> _Task to carry out_
Restate each of the lines given below, word for word.

━━━ Recorded data ━━━

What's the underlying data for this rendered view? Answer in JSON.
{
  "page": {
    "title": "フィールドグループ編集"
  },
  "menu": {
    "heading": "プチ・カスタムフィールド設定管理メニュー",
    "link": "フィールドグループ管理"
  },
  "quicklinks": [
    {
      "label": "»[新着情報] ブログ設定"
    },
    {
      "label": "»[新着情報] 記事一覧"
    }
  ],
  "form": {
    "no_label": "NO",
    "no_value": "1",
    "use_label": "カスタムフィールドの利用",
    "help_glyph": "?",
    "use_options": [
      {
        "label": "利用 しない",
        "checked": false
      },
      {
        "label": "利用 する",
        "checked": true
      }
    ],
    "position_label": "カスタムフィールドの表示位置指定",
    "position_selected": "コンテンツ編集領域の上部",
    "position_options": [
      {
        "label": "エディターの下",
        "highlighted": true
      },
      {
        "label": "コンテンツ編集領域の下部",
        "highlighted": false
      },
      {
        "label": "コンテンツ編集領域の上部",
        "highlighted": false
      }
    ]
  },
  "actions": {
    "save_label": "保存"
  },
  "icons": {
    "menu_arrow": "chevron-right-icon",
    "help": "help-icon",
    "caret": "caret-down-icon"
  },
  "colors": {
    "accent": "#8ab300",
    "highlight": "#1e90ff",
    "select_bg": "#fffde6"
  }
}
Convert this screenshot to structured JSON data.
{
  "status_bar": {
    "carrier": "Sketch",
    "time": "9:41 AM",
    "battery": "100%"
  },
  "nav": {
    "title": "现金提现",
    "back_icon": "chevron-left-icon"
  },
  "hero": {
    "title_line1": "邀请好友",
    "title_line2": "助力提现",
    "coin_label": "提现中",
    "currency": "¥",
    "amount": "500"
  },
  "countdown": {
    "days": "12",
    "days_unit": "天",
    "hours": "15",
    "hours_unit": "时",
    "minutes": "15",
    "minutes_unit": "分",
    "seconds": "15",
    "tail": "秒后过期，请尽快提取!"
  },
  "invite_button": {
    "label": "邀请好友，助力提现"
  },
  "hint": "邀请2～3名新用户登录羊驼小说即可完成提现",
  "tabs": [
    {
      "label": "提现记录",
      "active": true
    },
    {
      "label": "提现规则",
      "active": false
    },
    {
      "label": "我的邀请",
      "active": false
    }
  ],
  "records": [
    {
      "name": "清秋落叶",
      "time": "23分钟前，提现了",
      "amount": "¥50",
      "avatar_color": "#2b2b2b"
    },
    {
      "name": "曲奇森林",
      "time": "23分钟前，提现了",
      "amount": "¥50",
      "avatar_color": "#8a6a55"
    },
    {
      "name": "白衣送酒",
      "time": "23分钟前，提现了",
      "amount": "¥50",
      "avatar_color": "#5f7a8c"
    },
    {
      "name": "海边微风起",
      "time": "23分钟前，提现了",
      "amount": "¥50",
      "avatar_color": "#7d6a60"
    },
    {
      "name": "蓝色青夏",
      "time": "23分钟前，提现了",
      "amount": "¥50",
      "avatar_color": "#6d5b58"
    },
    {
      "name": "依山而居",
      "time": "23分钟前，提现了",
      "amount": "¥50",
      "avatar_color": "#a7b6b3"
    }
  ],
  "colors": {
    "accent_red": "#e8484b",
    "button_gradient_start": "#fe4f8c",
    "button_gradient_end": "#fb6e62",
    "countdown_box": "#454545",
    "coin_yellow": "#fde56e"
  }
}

━━━

> _Output below_
What's the underlying data for this rendered view? Answer in JSON.
{
  "page": {
    "title": "フィールドグループ編集"
  },
  "menu": {
    "heading": "プチ・カスタムフィールド設定管理メニュー",
    "link": "フィールドグループ管理"
  },
  "quicklinks": [
    {
      "label": "»[新着情報] ブログ設定"
    },
    {
      "label": "»[新着情報] 記事一覧"
    }
  ],
  "form": {
    "no_label": "NO",
    "no_value": "1",
    "use_label": "カスタムフィールドの利用",
    "help_glyph": "?",
    "use_options": [
      {
        "label": "利用 しない",
        "checked": false
      },
      {
        "label": "利用 する",
        "checked": true
      }
    ],
    "position_label": "カスタムフィールドの表示位置指定",
    "position_selected": "コンテンツ編集領域の上部",
    "position_options": [
      {
        "label": "エディターの下",
        "highlighted": true
      },
      {
        "label": "コンテンツ編集領域の下部",
        "highlighted": false
      },
      {
        "label": "コンテンツ編集領域の上部",
        "highlighted": false
      }
    ]
  },
  "actions": {
    "save_label": "保存"
  },
  "icons": {
    "menu_arrow": "chevron-right-icon",
    "help": "help-icon",
    "caret": "caret-down-icon"
  },
  "colors": {
    "accent": "#8ab300",
    "highlight": "#1e90ff",
    "select_bg": "#fffde6"
  }
}
Convert this screenshot to structured JSON data.
{
  "status_bar": {
    "carrier": "Sketch",
    "time": "9:41 AM",
    "battery": "100%"
  },
  "nav": {
    "title": "现金提现",
    "back_icon": "chevron-left-icon"
  },
  "hero": {
    "title_line1": "邀请好友",
    "title_line2": "助力提现",
    "coin_label": "提现中",
    "currency": "¥",
    "amount": "500"
  },
  "countdown": {
    "days": "12",
    "days_unit": "天",
    "hours": "15",
    "hours_unit": "时",
    "minutes": "15",
    "minutes_unit": "分",
    "seconds": "15",
    "tail": "秒后过期，请尽快提取!"
  },
  "invite_button": {
    "label": "邀请好友，助力提现"
  },
  "hint": "邀请2～3名新用户登录羊驼小说即可完成提现",
  "tabs": [
    {
      "label": "提现记录",
      "active": true
    },
    {
      "label": "提现规则",
      "active": false
    },
    {
      "label": "我的邀请",
      "active": false
    }
  ],
  "records": [
    {
      "name": "清秋落叶",
      "time": "23分钟前，提现了",
      "amount": "¥50",
      "avatar_color": "#2b2b2b"
    },
    {
      "name": "曲奇森林",
      "time": "23分钟前，提现了",
      "amount": "¥50",
      "avatar_color": "#8a6a55"
    },
    {
      "name": "白衣送酒",
      "time": "23分钟前，提现了",
      "amount": "¥50",
      "avatar_color": "#5f7a8c"
    },
    {
      "name": "海边微风起",
      "time": "23分钟前，提现了",
      "amount": "¥50",
      "avatar_color": "#7d6a60"
    },
    {
      "name": "蓝色青夏",
      "time": "23分钟前，提现了",
      "amount": "¥50",
      "avatar_color": "#6d5b58"
    },
    {
      "name": "依山而居",
      "time": "23分钟前，提现了",
      "amount": "¥50",
      "avatar_color": "#a7b6b3"
    }
  ],
  "colors": {
    "accent_red": "#e8484b",
    "button_gradient_start": "#fe4f8c",
    "button_gradient_end": "#fb6e62",
    "countdown_box": "#454545",
    "coin_yellow": "#fde56e"
  }
}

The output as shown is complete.